### [What the task asks]
Single out each line with the word "type" and copy it.

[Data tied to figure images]
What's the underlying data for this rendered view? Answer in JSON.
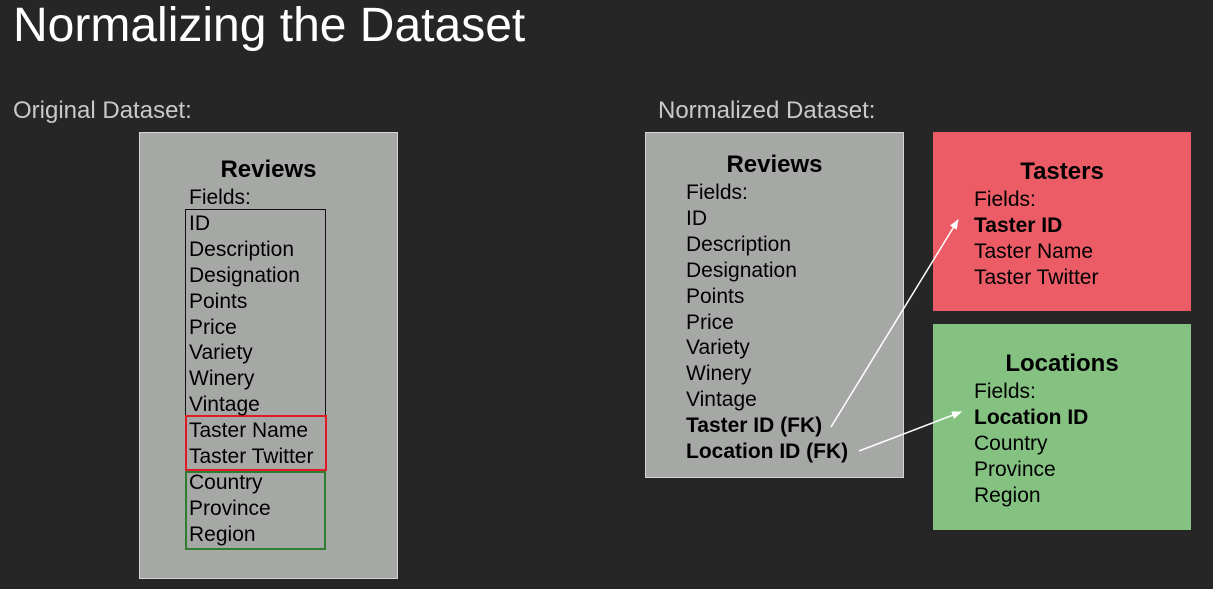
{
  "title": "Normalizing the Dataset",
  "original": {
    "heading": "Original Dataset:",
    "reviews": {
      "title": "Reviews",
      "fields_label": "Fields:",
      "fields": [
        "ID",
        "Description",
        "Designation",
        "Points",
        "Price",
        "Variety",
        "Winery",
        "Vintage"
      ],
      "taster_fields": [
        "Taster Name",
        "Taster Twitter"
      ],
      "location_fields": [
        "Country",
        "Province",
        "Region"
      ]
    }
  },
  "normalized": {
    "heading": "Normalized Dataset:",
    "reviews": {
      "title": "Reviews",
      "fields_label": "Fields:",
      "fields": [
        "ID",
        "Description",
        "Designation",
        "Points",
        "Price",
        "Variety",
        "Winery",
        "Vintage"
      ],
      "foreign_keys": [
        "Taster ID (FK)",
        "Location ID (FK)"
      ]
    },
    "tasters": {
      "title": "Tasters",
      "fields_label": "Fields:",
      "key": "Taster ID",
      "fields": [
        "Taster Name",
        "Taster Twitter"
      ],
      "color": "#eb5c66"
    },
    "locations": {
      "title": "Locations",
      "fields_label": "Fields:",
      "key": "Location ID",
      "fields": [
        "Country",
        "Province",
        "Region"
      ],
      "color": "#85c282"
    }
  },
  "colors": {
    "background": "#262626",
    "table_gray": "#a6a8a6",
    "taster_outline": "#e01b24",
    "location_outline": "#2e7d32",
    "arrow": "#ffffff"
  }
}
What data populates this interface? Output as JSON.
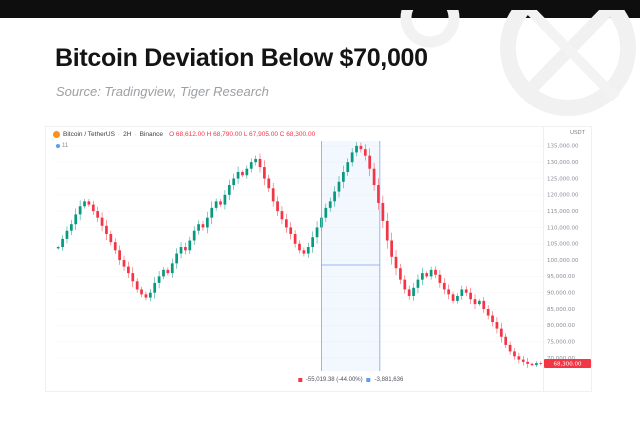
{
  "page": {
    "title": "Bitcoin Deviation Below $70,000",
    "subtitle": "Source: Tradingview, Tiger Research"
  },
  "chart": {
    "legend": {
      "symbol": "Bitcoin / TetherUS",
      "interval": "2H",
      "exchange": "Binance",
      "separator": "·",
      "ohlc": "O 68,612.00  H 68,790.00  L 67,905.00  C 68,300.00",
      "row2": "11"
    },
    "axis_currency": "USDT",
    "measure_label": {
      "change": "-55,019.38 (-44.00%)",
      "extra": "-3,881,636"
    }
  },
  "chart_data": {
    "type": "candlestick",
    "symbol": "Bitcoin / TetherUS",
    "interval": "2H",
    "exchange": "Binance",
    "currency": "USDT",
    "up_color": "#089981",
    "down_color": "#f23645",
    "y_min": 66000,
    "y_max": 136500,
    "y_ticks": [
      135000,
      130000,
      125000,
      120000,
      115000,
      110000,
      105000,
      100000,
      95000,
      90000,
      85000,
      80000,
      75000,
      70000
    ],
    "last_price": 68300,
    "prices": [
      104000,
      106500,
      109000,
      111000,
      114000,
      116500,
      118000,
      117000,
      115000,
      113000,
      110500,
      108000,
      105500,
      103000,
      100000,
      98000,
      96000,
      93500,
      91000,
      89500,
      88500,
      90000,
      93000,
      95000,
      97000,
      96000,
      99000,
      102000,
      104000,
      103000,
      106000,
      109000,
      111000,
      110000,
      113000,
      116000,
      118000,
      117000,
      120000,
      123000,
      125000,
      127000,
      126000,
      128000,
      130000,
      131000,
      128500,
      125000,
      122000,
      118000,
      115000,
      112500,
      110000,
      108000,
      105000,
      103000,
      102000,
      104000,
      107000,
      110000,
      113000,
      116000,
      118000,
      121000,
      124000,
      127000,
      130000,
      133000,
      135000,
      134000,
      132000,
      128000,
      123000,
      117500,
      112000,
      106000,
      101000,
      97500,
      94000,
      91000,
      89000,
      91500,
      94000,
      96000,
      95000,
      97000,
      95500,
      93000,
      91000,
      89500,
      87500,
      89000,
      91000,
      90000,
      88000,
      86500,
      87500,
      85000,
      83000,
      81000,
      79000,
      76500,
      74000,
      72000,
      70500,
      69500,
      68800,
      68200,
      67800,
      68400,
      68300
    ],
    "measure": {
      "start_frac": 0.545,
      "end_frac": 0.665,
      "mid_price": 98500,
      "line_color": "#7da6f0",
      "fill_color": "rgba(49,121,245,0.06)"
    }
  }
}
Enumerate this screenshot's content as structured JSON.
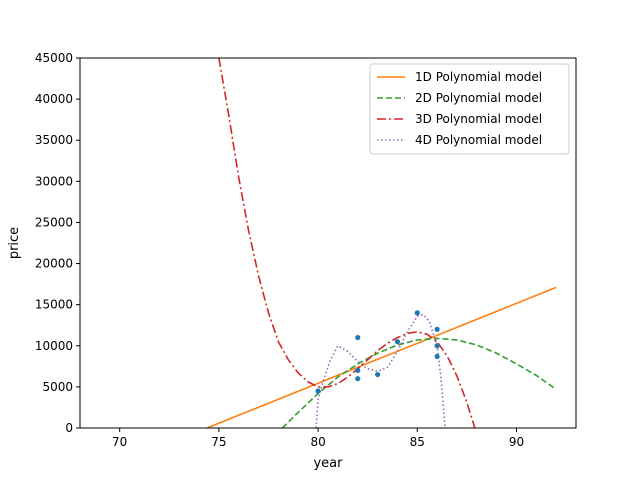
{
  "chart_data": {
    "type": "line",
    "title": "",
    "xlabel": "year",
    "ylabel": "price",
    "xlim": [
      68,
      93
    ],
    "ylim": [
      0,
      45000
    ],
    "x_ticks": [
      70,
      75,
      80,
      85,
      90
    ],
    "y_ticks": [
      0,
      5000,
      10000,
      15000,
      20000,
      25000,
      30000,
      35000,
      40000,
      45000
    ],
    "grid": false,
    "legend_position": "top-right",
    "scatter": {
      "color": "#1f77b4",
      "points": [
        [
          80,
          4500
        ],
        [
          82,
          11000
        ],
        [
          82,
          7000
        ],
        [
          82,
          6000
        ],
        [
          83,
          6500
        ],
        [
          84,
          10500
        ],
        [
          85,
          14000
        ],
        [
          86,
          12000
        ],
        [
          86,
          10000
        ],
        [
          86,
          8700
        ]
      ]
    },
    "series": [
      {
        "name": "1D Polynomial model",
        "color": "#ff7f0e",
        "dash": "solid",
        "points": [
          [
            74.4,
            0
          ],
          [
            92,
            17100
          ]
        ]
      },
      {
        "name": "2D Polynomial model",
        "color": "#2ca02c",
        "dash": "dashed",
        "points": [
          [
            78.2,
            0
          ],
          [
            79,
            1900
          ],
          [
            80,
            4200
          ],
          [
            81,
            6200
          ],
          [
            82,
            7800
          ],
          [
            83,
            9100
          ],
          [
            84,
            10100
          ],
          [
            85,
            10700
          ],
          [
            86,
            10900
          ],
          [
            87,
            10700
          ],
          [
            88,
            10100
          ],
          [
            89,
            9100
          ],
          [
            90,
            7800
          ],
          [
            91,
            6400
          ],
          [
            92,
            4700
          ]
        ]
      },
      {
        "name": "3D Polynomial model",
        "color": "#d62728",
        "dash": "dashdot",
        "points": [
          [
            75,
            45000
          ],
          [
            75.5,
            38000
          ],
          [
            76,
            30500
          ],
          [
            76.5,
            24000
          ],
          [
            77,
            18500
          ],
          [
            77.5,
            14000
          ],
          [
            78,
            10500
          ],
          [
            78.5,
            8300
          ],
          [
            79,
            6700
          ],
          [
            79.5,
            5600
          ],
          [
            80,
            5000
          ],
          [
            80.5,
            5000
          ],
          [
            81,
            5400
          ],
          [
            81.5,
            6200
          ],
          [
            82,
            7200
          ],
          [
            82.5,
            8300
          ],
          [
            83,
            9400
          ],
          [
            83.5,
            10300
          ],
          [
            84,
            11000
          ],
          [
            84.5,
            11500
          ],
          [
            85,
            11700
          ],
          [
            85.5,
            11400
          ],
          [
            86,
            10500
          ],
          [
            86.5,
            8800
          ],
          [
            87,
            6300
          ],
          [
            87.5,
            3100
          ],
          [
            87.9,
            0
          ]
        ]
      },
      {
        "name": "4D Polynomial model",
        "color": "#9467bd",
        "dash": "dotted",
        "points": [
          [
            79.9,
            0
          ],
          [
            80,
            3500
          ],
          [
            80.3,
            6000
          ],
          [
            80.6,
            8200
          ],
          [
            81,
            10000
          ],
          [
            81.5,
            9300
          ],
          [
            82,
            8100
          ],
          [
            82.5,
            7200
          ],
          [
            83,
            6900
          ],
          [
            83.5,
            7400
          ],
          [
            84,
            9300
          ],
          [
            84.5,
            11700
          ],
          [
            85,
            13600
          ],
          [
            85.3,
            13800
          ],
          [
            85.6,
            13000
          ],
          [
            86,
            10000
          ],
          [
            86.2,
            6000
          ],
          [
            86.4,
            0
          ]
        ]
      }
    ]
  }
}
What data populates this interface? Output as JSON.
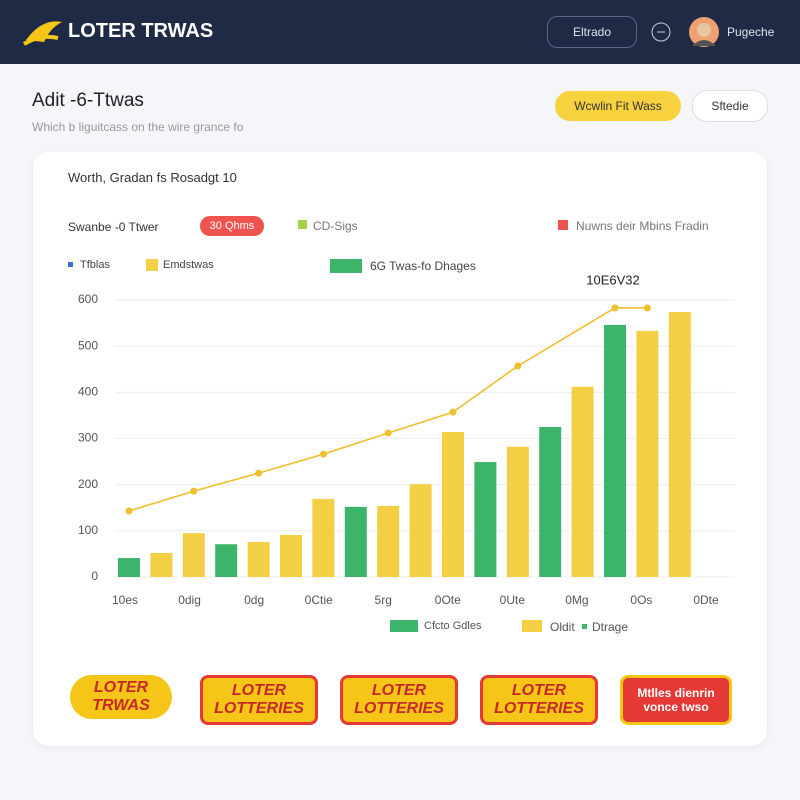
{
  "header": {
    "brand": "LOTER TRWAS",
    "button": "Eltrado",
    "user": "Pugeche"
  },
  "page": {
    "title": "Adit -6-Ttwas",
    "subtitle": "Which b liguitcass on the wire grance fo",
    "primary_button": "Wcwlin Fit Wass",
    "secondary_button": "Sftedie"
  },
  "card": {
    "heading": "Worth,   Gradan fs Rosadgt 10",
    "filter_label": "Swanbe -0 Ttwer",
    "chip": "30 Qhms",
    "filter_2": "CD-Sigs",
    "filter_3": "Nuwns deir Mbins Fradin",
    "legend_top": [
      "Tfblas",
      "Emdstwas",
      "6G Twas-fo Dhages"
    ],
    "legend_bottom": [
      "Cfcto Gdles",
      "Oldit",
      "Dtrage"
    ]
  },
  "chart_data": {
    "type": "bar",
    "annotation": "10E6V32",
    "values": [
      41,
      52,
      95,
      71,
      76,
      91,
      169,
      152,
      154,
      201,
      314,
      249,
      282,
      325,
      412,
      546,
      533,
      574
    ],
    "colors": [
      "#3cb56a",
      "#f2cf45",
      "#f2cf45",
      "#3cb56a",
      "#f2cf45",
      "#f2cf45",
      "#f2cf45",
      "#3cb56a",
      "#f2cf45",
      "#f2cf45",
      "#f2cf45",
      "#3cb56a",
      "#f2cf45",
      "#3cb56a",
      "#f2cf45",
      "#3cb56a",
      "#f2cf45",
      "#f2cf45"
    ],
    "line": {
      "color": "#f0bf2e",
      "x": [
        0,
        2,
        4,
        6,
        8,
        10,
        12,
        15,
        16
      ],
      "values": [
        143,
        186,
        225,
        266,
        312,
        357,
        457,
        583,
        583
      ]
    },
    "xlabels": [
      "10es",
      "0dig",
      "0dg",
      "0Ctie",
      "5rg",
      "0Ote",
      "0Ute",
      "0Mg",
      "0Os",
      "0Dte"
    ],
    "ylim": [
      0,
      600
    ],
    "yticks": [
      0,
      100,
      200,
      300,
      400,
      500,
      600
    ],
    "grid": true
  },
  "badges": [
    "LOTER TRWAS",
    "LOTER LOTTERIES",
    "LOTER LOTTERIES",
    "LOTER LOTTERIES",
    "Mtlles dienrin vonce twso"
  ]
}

### [Written solution]
    "type": "candlestick",
    "type": "line",
    "type": "bar",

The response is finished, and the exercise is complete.